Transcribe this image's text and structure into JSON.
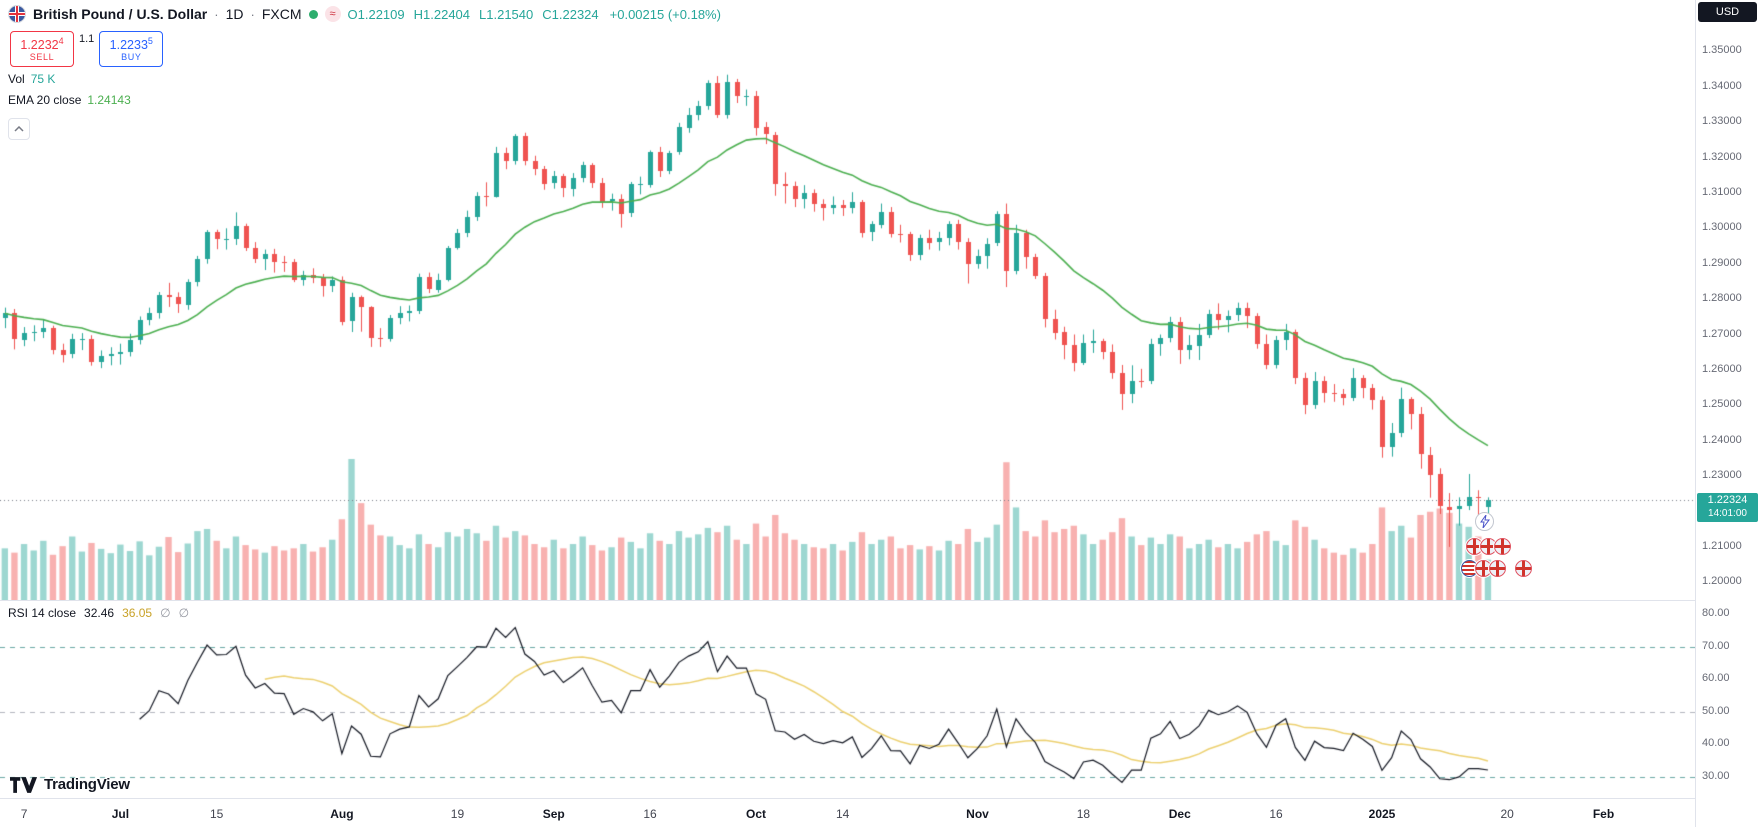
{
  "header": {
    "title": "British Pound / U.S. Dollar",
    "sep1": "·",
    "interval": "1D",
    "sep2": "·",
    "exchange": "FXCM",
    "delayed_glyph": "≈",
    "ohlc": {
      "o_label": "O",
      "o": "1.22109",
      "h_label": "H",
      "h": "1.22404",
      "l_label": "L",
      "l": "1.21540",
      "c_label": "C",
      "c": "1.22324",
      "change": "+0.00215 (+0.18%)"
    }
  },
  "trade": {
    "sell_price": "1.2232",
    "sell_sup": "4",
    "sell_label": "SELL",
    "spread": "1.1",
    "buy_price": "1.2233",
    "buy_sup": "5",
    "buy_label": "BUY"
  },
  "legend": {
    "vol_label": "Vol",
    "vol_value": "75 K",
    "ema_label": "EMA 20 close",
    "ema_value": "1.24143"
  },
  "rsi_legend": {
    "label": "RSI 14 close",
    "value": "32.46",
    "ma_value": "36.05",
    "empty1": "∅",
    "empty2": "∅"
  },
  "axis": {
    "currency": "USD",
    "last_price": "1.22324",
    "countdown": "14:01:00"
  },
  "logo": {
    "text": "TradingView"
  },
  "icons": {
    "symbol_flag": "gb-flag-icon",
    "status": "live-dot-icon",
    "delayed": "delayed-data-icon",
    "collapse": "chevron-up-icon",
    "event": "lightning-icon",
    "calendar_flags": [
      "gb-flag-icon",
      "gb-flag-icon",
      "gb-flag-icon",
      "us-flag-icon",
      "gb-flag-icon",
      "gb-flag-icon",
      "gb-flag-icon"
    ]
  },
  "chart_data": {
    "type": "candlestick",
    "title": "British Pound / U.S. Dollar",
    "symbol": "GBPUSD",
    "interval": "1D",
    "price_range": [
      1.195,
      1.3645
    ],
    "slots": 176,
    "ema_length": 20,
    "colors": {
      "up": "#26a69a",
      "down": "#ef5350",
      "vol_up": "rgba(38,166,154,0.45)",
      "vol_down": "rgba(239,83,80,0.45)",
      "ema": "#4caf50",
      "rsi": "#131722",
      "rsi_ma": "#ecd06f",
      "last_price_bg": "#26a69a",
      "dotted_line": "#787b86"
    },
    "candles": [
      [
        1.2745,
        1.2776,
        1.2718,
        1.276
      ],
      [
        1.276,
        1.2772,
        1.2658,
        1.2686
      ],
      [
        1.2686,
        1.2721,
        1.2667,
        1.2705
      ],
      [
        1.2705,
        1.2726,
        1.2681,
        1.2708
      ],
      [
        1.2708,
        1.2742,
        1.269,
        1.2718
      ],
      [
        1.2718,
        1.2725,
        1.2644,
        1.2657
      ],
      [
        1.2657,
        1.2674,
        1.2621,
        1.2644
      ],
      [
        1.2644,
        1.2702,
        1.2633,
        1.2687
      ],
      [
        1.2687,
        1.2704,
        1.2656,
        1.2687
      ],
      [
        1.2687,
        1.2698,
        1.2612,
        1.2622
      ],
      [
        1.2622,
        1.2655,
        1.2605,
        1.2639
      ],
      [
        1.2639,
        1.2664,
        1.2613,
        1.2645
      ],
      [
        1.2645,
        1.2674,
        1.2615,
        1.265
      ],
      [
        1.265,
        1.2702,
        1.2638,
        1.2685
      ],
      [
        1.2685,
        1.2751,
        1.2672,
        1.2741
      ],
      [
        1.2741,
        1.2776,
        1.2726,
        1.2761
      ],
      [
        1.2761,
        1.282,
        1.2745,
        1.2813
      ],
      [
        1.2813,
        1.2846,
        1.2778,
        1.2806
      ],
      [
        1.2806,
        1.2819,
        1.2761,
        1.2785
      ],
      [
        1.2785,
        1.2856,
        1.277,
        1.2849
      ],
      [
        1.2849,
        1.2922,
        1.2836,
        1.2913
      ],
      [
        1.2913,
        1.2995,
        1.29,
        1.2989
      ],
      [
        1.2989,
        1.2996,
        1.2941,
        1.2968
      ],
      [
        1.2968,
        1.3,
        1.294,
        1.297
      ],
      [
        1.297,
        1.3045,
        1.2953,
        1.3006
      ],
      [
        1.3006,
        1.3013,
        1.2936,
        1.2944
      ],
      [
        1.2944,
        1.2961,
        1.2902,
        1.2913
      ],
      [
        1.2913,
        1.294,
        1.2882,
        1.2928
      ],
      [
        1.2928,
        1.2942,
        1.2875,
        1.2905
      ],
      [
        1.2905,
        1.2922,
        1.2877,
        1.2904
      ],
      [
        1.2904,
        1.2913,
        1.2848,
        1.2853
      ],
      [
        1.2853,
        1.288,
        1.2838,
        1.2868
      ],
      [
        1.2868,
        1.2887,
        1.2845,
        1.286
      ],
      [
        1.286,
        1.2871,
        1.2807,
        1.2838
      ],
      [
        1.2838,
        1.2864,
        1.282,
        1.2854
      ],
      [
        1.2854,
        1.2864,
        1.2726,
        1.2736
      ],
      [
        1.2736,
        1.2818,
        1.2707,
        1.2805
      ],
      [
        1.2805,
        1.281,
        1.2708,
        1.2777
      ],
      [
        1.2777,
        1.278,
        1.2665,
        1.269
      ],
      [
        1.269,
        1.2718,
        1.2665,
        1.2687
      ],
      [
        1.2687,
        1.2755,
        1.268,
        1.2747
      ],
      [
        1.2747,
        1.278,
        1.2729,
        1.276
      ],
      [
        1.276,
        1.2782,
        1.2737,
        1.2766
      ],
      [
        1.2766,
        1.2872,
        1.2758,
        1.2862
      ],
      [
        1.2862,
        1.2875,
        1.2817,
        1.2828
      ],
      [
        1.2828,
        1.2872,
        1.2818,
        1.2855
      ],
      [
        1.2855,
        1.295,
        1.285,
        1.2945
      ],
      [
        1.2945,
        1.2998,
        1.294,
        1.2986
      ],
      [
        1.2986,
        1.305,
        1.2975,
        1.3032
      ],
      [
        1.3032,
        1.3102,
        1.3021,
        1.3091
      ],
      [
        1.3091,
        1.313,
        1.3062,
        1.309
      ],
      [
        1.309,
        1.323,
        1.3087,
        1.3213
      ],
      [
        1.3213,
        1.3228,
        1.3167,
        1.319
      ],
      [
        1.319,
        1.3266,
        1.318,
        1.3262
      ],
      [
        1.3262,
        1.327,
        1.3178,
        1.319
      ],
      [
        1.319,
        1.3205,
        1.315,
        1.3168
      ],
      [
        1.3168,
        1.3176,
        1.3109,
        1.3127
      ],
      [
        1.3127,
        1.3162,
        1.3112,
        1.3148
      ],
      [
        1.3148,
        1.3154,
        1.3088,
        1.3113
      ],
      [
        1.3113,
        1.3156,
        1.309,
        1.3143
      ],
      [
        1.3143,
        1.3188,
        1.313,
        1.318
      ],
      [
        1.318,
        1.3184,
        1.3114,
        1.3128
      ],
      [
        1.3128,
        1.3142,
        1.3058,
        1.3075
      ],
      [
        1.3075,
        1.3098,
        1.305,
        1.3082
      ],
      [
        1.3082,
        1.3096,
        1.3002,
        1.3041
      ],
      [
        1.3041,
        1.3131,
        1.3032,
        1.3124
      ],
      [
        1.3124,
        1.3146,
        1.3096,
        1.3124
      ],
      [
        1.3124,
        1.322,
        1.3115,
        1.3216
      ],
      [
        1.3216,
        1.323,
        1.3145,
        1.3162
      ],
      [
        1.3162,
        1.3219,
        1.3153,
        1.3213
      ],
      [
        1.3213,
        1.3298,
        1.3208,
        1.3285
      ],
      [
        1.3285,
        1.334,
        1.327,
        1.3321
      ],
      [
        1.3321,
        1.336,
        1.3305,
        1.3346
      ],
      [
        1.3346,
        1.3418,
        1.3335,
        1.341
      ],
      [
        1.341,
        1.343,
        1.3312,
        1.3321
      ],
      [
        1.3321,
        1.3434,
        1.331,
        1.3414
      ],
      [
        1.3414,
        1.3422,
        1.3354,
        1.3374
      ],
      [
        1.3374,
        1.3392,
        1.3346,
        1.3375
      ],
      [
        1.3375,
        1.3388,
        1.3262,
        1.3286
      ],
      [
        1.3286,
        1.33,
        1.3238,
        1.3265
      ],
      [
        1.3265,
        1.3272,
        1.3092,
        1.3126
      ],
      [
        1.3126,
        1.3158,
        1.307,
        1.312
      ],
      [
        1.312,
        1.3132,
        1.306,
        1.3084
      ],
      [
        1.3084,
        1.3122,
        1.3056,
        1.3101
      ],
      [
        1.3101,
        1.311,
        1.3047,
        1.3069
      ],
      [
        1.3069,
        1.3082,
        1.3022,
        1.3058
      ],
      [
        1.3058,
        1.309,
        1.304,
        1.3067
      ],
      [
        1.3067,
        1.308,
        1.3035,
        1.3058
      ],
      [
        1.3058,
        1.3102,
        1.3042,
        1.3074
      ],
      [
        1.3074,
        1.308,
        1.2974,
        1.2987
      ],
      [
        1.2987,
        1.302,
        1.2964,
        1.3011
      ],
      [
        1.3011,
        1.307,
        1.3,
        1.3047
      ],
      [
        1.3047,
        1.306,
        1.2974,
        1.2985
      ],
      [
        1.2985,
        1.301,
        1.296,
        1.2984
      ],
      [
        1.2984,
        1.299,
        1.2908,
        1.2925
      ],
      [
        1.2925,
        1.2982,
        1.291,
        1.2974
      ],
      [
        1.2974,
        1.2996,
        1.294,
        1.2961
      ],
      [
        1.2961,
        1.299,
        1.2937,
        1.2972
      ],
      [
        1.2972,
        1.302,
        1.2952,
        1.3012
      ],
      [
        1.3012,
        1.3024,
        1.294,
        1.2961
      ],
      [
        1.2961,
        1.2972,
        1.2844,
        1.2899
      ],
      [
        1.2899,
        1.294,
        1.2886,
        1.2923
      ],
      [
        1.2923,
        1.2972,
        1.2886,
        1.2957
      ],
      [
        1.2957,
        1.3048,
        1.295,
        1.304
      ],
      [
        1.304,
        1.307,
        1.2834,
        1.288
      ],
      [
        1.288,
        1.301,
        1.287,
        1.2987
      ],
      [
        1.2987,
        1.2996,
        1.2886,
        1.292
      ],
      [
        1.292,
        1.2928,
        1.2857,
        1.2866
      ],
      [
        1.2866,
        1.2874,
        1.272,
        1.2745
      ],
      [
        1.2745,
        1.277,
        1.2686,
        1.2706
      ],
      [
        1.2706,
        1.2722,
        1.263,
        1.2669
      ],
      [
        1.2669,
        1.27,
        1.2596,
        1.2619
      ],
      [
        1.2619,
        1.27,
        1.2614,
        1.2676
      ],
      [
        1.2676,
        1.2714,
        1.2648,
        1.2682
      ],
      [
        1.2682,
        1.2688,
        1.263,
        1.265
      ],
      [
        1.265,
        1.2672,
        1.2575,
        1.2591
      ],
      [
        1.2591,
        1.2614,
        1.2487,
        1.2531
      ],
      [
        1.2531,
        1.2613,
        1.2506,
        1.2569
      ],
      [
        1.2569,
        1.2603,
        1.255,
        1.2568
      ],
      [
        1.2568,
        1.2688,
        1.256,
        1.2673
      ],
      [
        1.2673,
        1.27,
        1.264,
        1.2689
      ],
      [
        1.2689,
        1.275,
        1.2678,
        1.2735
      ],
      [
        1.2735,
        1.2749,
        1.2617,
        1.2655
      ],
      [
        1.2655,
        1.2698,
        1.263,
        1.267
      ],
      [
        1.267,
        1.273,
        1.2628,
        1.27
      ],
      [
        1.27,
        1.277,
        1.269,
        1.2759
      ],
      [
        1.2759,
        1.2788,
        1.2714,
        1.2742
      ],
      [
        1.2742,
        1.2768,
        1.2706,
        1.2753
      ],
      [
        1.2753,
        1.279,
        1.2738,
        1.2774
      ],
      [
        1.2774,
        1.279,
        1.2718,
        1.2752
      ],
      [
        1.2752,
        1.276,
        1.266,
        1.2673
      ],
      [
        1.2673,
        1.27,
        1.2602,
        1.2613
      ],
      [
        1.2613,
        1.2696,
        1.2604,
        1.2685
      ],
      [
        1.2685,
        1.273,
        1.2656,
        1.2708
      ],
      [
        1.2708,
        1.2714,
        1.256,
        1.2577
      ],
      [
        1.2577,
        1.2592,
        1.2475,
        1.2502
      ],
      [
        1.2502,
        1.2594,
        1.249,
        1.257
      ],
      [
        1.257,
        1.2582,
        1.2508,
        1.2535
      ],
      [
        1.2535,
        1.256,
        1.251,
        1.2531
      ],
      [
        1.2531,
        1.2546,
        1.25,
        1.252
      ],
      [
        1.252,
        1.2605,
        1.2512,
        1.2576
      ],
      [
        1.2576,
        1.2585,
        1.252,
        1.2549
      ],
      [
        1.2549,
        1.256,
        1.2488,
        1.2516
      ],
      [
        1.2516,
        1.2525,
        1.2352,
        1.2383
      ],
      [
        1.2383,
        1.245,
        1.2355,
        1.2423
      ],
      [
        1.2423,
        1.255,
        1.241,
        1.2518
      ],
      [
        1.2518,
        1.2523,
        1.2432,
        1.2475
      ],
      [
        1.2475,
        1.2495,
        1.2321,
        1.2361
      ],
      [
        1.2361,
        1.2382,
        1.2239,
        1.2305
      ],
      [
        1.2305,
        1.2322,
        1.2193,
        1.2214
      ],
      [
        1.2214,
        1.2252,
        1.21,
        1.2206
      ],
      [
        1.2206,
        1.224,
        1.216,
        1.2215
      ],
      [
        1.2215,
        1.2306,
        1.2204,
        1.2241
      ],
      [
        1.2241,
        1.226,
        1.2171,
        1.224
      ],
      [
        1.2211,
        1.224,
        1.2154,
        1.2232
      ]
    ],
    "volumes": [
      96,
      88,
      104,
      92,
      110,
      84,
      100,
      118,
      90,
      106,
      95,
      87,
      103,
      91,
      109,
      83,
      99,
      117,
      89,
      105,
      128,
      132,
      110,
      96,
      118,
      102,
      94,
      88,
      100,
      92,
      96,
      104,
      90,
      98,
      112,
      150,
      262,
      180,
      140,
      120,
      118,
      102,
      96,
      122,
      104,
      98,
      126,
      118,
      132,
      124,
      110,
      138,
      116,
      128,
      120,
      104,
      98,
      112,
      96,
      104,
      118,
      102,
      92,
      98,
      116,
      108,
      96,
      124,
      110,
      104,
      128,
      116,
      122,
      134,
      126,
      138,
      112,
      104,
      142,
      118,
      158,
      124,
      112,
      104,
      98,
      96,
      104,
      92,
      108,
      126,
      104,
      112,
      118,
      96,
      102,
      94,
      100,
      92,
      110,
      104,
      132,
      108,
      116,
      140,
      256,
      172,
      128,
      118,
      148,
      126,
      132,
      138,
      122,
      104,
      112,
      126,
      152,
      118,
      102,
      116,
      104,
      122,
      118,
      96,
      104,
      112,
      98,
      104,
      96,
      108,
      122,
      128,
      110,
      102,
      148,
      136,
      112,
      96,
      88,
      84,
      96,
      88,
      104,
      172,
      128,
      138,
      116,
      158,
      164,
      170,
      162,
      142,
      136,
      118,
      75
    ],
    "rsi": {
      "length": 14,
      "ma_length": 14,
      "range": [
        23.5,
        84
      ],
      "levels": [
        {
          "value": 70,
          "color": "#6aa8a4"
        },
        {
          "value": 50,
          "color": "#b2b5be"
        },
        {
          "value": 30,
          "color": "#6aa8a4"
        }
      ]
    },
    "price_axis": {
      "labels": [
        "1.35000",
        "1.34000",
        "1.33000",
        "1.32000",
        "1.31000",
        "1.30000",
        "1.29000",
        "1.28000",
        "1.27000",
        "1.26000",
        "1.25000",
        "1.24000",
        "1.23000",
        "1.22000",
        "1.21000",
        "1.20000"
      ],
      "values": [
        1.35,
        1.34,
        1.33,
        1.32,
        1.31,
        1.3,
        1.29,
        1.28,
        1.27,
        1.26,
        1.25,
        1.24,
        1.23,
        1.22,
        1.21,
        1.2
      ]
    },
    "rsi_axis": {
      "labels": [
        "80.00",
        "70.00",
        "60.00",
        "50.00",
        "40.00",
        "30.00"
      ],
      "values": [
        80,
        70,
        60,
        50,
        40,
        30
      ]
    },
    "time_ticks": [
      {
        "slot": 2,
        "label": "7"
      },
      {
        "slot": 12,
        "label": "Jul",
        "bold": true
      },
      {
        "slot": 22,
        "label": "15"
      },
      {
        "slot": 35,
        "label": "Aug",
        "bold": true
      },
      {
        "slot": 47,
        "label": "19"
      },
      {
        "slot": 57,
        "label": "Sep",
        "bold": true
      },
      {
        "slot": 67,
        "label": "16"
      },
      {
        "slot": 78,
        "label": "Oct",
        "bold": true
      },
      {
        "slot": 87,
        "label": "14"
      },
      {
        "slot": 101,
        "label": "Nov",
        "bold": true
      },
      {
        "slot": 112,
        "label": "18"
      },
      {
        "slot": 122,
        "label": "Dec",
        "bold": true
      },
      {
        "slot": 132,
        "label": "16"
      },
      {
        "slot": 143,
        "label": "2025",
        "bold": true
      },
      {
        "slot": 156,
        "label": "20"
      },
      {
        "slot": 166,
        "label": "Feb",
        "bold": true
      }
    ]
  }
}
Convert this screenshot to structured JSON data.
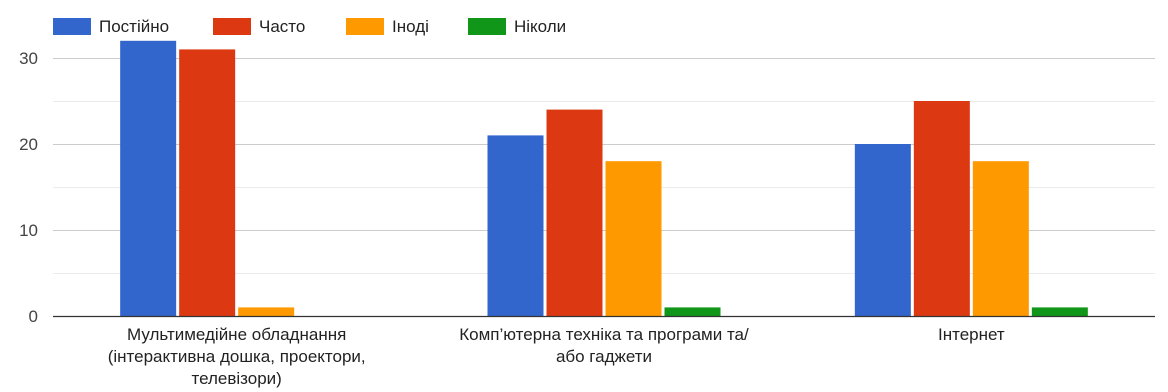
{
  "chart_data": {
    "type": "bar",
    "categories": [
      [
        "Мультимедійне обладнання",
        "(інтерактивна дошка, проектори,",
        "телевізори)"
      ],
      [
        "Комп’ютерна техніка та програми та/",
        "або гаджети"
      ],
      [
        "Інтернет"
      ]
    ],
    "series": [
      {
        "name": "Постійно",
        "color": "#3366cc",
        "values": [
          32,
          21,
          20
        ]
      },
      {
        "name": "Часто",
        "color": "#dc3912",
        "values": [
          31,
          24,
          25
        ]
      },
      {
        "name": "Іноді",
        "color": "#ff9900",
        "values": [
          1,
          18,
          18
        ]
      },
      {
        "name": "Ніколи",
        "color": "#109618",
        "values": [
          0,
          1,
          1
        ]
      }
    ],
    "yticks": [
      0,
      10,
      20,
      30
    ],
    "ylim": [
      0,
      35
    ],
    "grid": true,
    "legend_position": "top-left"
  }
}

------------

# Written request:
Nothing but the lines from the line containing "Convert this screenshot" through the last line of the records above is to be extracted, exactly and with no pictures.

# Task output:
Convert this screenshot to structured JSON data.
{
  "chart_data": {
    "type": "bar",
    "categories": [
      [
        "Мультимедійне обладнання",
        "(інтерактивна дошка, проектори,",
        "телевізори)"
      ],
      [
        "Комп’ютерна техніка та програми та/",
        "або гаджети"
      ],
      [
        "Інтернет"
      ]
    ],
    "series": [
      {
        "name": "Постійно",
        "color": "#3366cc",
        "values": [
          32,
          21,
          20
        ]
      },
      {
        "name": "Часто",
        "color": "#dc3912",
        "values": [
          31,
          24,
          25
        ]
      },
      {
        "name": "Іноді",
        "color": "#ff9900",
        "values": [
          1,
          18,
          18
        ]
      },
      {
        "name": "Ніколи",
        "color": "#109618",
        "values": [
          0,
          1,
          1
        ]
      }
    ],
    "yticks": [
      0,
      10,
      20,
      30
    ],
    "ylim": [
      0,
      35
    ],
    "grid": true,
    "legend_position": "top-left"
  }
}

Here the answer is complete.